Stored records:
····················

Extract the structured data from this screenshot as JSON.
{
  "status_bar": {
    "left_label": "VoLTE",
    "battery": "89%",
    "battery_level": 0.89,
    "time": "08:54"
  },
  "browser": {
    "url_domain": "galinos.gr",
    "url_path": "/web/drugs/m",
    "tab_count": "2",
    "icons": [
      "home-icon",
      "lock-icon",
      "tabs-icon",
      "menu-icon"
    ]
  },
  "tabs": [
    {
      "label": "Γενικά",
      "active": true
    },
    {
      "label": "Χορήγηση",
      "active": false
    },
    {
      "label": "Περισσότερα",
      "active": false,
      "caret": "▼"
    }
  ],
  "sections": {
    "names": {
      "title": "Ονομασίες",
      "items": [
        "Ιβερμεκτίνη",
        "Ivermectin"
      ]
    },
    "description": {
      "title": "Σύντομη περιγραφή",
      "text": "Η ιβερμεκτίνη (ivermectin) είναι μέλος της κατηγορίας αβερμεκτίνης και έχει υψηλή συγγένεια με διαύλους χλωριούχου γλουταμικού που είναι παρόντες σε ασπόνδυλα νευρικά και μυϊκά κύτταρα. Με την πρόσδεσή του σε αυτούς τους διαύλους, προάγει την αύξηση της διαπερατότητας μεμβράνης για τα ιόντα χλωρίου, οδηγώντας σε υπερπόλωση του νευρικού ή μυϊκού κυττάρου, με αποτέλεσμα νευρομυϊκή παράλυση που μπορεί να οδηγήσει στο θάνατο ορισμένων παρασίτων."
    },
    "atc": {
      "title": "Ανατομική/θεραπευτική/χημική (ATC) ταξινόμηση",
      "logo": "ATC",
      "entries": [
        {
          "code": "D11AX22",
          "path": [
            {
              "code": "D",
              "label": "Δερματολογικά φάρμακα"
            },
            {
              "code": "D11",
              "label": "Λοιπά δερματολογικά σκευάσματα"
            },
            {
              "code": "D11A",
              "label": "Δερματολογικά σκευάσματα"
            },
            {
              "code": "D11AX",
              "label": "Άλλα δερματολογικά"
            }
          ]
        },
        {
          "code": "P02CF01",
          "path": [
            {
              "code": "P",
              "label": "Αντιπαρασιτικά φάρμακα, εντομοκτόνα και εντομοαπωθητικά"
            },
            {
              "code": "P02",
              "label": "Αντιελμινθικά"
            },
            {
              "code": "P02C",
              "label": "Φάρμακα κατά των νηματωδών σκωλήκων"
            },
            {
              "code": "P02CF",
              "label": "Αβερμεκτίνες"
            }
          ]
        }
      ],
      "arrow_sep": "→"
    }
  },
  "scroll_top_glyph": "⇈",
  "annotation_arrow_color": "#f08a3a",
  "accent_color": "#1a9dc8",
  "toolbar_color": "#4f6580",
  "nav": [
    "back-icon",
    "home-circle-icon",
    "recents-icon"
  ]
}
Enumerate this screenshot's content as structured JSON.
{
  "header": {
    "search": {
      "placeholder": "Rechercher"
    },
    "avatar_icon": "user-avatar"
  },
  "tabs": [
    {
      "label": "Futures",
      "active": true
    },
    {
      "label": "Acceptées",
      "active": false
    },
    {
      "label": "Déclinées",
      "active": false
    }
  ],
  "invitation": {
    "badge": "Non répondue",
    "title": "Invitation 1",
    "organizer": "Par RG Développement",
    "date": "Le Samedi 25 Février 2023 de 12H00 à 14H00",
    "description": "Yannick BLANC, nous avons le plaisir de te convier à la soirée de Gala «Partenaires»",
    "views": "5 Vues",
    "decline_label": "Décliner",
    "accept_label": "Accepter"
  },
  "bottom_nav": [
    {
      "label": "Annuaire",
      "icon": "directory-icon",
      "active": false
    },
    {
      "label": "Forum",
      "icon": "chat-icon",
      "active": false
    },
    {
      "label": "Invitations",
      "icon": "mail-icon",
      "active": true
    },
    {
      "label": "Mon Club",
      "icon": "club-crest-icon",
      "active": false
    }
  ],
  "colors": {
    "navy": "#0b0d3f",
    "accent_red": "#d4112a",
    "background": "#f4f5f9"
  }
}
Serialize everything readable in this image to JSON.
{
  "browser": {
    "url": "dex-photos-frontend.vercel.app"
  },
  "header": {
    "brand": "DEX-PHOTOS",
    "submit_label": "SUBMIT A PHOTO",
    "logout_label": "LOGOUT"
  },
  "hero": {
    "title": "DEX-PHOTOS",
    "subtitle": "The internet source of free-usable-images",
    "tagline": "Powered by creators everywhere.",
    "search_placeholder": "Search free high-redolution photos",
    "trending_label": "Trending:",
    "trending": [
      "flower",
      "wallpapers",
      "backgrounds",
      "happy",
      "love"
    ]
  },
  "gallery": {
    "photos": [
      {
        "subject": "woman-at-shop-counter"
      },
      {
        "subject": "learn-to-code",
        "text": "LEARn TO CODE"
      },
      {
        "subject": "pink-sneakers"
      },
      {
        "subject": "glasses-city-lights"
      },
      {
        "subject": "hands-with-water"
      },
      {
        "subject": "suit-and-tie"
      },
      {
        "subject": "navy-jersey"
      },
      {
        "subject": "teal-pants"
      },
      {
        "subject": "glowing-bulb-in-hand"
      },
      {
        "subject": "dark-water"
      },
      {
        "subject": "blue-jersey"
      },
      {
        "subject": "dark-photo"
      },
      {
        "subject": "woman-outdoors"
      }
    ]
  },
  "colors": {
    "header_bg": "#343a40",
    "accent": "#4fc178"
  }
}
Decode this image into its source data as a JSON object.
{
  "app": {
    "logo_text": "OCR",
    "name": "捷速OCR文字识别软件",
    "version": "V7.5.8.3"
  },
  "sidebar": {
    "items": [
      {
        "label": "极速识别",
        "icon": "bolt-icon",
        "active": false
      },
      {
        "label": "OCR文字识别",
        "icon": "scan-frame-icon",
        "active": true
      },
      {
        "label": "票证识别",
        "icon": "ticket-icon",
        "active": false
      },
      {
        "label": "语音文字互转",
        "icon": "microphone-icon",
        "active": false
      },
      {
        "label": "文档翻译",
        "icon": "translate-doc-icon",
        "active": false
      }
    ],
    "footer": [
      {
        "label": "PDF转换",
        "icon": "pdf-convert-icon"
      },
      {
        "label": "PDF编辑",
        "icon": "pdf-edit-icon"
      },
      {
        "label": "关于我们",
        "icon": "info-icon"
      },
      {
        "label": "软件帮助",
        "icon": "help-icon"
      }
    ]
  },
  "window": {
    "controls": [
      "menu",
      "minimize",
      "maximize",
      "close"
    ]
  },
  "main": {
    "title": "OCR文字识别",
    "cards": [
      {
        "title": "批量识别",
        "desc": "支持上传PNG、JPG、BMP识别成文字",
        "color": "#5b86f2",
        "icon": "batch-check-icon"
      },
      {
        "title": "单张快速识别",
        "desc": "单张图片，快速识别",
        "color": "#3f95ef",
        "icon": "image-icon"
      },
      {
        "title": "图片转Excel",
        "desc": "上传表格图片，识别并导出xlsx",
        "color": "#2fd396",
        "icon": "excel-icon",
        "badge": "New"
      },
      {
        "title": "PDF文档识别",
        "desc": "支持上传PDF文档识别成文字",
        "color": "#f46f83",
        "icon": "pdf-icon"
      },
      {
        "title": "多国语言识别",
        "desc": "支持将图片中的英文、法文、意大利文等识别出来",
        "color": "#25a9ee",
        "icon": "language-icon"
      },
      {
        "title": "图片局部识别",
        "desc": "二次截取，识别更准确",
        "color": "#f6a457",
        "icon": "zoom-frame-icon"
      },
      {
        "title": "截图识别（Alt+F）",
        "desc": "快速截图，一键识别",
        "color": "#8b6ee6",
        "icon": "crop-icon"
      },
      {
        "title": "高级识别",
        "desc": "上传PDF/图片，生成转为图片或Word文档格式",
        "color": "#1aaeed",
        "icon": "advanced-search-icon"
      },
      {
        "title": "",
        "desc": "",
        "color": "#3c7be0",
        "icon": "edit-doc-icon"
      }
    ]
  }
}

····················

* _What you should do_:
Go through the listing above and pull out each line containing the word "JSON".

* _Worked solution_:
Extract the structured data from this screenshot as JSON.
Enumerate this screenshot's content as structured JSON.
Serialize everything readable in this image to JSON.
Decode this image into its source data as a JSON object.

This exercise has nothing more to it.